Stated task: Quote every entry word for word.

Collection entries
━━━━━━
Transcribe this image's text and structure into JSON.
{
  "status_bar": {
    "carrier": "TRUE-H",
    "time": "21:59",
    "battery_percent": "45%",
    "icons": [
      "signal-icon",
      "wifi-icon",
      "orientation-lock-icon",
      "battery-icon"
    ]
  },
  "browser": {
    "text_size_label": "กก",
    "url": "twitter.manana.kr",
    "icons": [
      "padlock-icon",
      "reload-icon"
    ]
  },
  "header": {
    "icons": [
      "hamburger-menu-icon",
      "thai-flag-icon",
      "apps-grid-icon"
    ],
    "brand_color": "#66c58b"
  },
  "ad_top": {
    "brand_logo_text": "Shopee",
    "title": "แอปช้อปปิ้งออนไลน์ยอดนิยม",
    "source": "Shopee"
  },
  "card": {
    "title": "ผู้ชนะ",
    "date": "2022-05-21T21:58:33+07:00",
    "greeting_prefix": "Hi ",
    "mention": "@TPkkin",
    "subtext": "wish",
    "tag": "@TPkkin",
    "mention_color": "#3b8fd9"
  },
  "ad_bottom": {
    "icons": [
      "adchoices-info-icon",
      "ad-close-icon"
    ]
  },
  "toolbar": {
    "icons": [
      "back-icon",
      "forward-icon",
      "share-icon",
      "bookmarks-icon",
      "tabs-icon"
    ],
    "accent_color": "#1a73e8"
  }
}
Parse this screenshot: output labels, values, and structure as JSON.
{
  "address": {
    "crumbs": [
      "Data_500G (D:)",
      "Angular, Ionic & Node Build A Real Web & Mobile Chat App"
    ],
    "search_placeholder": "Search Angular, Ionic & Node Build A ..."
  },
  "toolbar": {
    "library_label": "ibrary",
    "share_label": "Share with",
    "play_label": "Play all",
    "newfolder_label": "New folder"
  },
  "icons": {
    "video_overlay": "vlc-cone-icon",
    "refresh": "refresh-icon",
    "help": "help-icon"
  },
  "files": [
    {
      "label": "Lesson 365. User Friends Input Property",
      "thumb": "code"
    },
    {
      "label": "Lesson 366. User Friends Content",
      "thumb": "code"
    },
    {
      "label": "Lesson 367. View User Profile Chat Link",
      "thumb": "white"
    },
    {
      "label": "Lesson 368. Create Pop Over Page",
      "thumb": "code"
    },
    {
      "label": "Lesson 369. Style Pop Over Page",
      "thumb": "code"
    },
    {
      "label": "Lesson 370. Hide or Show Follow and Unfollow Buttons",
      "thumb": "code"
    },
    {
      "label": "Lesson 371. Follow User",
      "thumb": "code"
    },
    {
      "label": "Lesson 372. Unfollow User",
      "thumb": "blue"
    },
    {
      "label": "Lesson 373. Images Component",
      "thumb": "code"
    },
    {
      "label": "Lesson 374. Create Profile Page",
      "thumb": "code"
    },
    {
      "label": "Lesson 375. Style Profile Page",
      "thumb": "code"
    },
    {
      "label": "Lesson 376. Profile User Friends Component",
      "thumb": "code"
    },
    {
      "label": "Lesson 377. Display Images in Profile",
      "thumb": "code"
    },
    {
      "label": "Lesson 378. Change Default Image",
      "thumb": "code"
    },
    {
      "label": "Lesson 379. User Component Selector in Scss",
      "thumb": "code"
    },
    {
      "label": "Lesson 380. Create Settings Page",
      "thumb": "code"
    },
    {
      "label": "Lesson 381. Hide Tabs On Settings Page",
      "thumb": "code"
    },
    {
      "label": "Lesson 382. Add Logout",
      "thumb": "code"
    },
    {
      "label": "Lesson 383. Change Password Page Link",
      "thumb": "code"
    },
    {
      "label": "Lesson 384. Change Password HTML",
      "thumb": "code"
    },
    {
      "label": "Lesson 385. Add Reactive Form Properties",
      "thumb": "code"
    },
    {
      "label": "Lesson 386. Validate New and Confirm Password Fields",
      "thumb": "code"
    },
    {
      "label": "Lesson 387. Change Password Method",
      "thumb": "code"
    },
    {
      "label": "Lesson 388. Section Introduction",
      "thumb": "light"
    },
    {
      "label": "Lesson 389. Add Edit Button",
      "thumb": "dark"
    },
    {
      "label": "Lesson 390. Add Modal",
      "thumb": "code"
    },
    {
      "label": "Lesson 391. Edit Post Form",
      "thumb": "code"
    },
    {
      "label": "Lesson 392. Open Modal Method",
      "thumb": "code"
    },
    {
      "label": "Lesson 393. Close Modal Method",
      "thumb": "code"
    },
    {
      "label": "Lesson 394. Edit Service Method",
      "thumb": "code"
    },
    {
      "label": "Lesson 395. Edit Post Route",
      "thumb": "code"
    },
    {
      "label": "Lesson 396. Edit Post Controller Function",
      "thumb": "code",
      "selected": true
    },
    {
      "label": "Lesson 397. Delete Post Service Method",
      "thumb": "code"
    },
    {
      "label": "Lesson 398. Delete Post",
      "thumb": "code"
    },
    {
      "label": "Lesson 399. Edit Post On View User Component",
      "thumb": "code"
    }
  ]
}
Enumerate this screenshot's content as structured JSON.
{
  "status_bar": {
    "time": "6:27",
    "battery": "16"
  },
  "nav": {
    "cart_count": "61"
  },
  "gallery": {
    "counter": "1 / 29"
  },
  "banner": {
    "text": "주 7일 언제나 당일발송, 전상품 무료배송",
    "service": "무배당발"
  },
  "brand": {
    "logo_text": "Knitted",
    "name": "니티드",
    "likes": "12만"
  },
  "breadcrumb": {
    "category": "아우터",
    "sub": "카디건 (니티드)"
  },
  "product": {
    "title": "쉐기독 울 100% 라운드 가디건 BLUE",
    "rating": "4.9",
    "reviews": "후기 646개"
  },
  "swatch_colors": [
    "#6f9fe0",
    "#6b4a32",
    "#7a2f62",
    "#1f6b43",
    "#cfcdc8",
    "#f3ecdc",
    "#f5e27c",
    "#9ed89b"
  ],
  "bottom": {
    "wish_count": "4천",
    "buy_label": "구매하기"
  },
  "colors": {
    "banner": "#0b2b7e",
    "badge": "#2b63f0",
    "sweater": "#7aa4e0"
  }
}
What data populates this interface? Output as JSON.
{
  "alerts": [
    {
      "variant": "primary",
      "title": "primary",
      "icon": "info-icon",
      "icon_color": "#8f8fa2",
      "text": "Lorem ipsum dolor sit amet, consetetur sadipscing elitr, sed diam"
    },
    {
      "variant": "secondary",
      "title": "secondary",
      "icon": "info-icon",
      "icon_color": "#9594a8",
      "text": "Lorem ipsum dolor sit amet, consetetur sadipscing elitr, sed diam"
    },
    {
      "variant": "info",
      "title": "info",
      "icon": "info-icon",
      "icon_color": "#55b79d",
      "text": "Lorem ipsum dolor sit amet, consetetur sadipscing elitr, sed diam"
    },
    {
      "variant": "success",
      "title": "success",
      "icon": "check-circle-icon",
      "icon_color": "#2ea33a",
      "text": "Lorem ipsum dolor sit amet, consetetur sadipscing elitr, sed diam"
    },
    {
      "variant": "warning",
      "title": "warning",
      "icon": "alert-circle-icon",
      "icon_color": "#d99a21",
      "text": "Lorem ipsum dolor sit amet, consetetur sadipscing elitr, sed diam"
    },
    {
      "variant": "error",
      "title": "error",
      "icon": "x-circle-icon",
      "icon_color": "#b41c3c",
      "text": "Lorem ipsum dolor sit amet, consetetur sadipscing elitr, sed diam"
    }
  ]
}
━━━━━━
Output of the task:
Transcribe this image's text and structure into JSON.
{
  "status_bar": {
    "carrier": "TRUE-H",
    "time": "21:59",
    "battery_percent": "45%",
    "icons": [
      "signal-icon",
      "wifi-icon",
      "orientation-lock-icon",
      "battery-icon"
    ]
  },
  "browser": {
    "text_size_label": "กก",
    "url": "twitter.manana.kr",
    "icons": [
      "padlock-icon",
      "reload-icon"
    ]
  },
  "header": {
    "icons": [
      "hamburger-menu-icon",
      "thai-flag-icon",
      "apps-grid-icon"
    ],
    "brand_color": "#66c58b"
  },
  "ad_top": {
    "brand_logo_text": "Shopee",
    "title": "แอปช้อปปิ้งออนไลน์ยอดนิยม",
    "source": "Shopee"
  },
  "card": {
    "title": "ผู้ชนะ",
    "date": "2022-05-21T21:58:33+07:00",
    "greeting_prefix": "Hi ",
    "mention": "@TPkkin",
    "subtext": "wish",
    "tag": "@TPkkin",
    "mention_color": "#3b8fd9"
  },
  "ad_bottom": {
    "icons": [
      "adchoices-info-icon",
      "ad-close-icon"
    ]
  },
  "toolbar": {
    "icons": [
      "back-icon",
      "forward-icon",
      "share-icon",
      "bookmarks-icon",
      "tabs-icon"
    ],
    "accent_color": "#1a73e8"
  }
}
Parse this screenshot: output labels, values, and structure as JSON.
{
  "address": {
    "crumbs": [
      "Data_500G (D:)",
      "Angular, Ionic & Node Build A Real Web & Mobile Chat App"
    ],
    "search_placeholder": "Search Angular, Ionic & Node Build A ..."
  },
  "toolbar": {
    "library_label": "ibrary",
    "share_label": "Share with",
    "play_label": "Play all",
    "newfolder_label": "New folder"
  },
  "icons": {
    "video_overlay": "vlc-cone-icon",
    "refresh": "refresh-icon",
    "help": "help-icon"
  },
  "files": [
    {
      "label": "Lesson 365. User Friends Input Property",
      "thumb": "code"
    },
    {
      "label": "Lesson 366. User Friends Content",
      "thumb": "code"
    },
    {
      "label": "Lesson 367. View User Profile Chat Link",
      "thumb": "white"
    },
    {
      "label": "Lesson 368. Create Pop Over Page",
      "thumb": "code"
    },
    {
      "label": "Lesson 369. Style Pop Over Page",
      "thumb": "code"
    },
    {
      "label": "Lesson 370. Hide or Show Follow and Unfollow Buttons",
      "thumb": "code"
    },
    {
      "label": "Lesson 371. Follow User",
      "thumb": "code"
    },
    {
      "label": "Lesson 372. Unfollow User",
      "thumb": "blue"
    },
    {
      "label": "Lesson 373. Images Component",
      "thumb": "code"
    },
    {
      "label": "Lesson 374. Create Profile Page",
      "thumb": "code"
    },
    {
      "label": "Lesson 375. Style Profile Page",
      "thumb": "code"
    },
    {
      "label": "Lesson 376. Profile User Friends Component",
      "thumb": "code"
    },
    {
      "label": "Lesson 377. Display Images in Profile",
      "thumb": "code"
    },
    {
      "label": "Lesson 378. Change Default Image",
      "thumb": "code"
    },
    {
      "label": "Lesson 379. User Component Selector in Scss",
      "thumb": "code"
    },
    {
      "label": "Lesson 380. Create Settings Page",
      "thumb": "code"
    },
    {
      "label": "Lesson 381. Hide Tabs On Settings Page",
      "thumb": "code"
    },
    {
      "label": "Lesson 382. Add Logout",
      "thumb": "code"
    },
    {
      "label": "Lesson 383. Change Password Page Link",
      "thumb": "code"
    },
    {
      "label": "Lesson 384. Change Password HTML",
      "thumb": "code"
    },
    {
      "label": "Lesson 385. Add Reactive Form Properties",
      "thumb": "code"
    },
    {
      "label": "Lesson 386. Validate New and Confirm Password Fields",
      "thumb": "code"
    },
    {
      "label": "Lesson 387. Change Password Method",
      "thumb": "code"
    },
    {
      "label": "Lesson 388. Section Introduction",
      "thumb": "light"
    },
    {
      "label": "Lesson 389. Add Edit Button",
      "thumb": "dark"
    },
    {
      "label": "Lesson 390. Add Modal",
      "thumb": "code"
    },
    {
      "label": "Lesson 391. Edit Post Form",
      "thumb": "code"
    },
    {
      "label": "Lesson 392. Open Modal Method",
      "thumb": "code"
    },
    {
      "label": "Lesson 393. Close Modal Method",
      "thumb": "code"
    },
    {
      "label": "Lesson 394. Edit Service Method",
      "thumb": "code"
    },
    {
      "label": "Lesson 395. Edit Post Route",
      "thumb": "code"
    },
    {
      "label": "Lesson 396. Edit Post Controller Function",
      "thumb": "code",
      "selected": true
    },
    {
      "label": "Lesson 397. Delete Post Service Method",
      "thumb": "code"
    },
    {
      "label": "Lesson 398. Delete Post",
      "thumb": "code"
    },
    {
      "label": "Lesson 399. Edit Post On View User Component",
      "thumb": "code"
    }
  ]
}
Enumerate this screenshot's content as structured JSON.
{
  "status_bar": {
    "time": "6:27",
    "battery": "16"
  },
  "nav": {
    "cart_count": "61"
  },
  "gallery": {
    "counter": "1 / 29"
  },
  "banner": {
    "text": "주 7일 언제나 당일발송, 전상품 무료배송",
    "service": "무배당발"
  },
  "brand": {
    "logo_text": "Knitted",
    "name": "니티드",
    "likes": "12만"
  },
  "breadcrumb": {
    "category": "아우터",
    "sub": "카디건 (니티드)"
  },
  "product": {
    "title": "쉐기독 울 100% 라운드 가디건 BLUE",
    "rating": "4.9",
    "reviews": "후기 646개"
  },
  "swatch_colors": [
    "#6f9fe0",
    "#6b4a32",
    "#7a2f62",
    "#1f6b43",
    "#cfcdc8",
    "#f3ecdc",
    "#f5e27c",
    "#9ed89b"
  ],
  "bottom": {
    "wish_count": "4천",
    "buy_label": "구매하기"
  },
  "colors": {
    "banner": "#0b2b7e",
    "badge": "#2b63f0",
    "sweater": "#7aa4e0"
  }
}
What data populates this interface? Output as JSON.
{
  "alerts": [
    {
      "variant": "primary",
      "title": "primary",
      "icon": "info-icon",
      "icon_color": "#8f8fa2",
      "text": "Lorem ipsum dolor sit amet, consetetur sadipscing elitr, sed diam"
    },
    {
      "variant": "secondary",
      "title": "secondary",
      "icon": "info-icon",
      "icon_color": "#9594a8",
      "text": "Lorem ipsum dolor sit amet, consetetur sadipscing elitr, sed diam"
    },
    {
      "variant": "info",
      "title": "info",
      "icon": "info-icon",
      "icon_color": "#55b79d",
      "text": "Lorem ipsum dolor sit amet, consetetur sadipscing elitr, sed diam"
    },
    {
      "variant": "success",
      "title": "success",
      "icon": "check-circle-icon",
      "icon_color": "#2ea33a",
      "text": "Lorem ipsum dolor sit amet, consetetur sadipscing elitr, sed diam"
    },
    {
      "variant": "warning",
      "title": "warning",
      "icon": "alert-circle-icon",
      "icon_color": "#d99a21",
      "text": "Lorem ipsum dolor sit amet, consetetur sadipscing elitr, sed diam"
    },
    {
      "variant": "error",
      "title": "error",
      "icon": "x-circle-icon",
      "icon_color": "#b41c3c",
      "text": "Lorem ipsum dolor sit amet, consetetur sadipscing elitr, sed diam"
    }
  ]
}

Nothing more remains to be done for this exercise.